───── Provided text ─────

Strip newlines when parsing `TextDict`s to avoid `OverflowError` #540

NeoLegends · 2024-09-03T08:24:27Z

Closes #539

albertz · 2024-09-03T09:05:37Z

util.py

+
+def parse_text_dict(path: Union[str, tk.Path]) -> Dict[str, str]:
+    """
+    Loads the text dict at :param:`path` making sure not to trigger line counter overflow.


Can you expand this explanation?

Put a ref to the issue here: Parsing a large TextDict fails on recent python versions #539

Also quote the exception you got: OverflowError: line number table is too long

Explain the exception. What does it mean? Why does this function fix it? I don't really understand what the exception means. My guess would be that the dict becomes too big. But then this function here would have the same problem, because as I understand it, you intend to create just the same dict, just in a different way?

albertz · 2024-09-03T09:09:23Z

util.py

+    """
+
+    with uopen(path, "rt") as text_dict_file:
+        txt = text_dict_file.read()


I wonder a bit: as I understand it, your problem is that the dict is really huge (how huge? how many entries? how big is the file?). But then, isn't it a problem to load it all into memory? Also via the following code (strip, splitlines, etc), you are even creating multiple copies of the data in memory.

─────

▶ **Objectives**
- a) Output a passage from the pull request thread verbatim, beginning at the words "albertz · 2024-09-03T09:09:23Z" and stopping after the words "data in memory.".
- b) In the pull request thread, what exception message does the reviewer ask to have quoted?
- c) Decide whether each statement agrees with the pull request thread, answering yes or no and quoting the deciding words: (i) The first comment states that the change closes issue #539. (ii) The reviewer says he understands what the exception means. (iii) The function opens the file with uopen in "rt" mode.

───── Given entries ─────

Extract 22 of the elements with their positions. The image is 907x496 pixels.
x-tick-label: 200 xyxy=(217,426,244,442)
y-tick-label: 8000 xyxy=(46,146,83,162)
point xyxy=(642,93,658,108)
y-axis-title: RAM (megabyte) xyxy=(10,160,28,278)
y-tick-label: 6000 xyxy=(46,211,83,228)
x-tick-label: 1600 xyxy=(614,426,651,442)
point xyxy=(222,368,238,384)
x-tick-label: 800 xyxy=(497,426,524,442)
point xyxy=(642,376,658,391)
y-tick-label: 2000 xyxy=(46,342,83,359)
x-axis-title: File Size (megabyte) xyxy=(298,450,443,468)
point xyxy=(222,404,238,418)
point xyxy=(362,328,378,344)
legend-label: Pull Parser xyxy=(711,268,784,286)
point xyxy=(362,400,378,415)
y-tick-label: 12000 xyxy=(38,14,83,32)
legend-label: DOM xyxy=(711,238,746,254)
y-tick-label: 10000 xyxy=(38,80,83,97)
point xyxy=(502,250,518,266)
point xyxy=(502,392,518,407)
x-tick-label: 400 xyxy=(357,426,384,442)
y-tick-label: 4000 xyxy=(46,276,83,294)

─────

▶ **The answers**
- a)
albertz · 2024-09-03T09:09:23Z

util.py

+    """
+
+    with uopen(path, "rt") as text_dict_file:
+        txt = text_dict_file.read()


I wonder a bit: as I understand it, your problem is that the dict is really huge (how huge? how many entries? how big is the file?). But then, isn't it a problem to load it all into memory? Also via the following code (strip, splitlines, etc), you are even creating multiple copies of the data in memory.

- b) OverflowError: line number table is too long

- c)
(i) Yes: "Closes #539"
(ii) No: "I don't really understand what the exception means."
(iii) Yes: "with uopen(path, "rt") as text_dict_file:"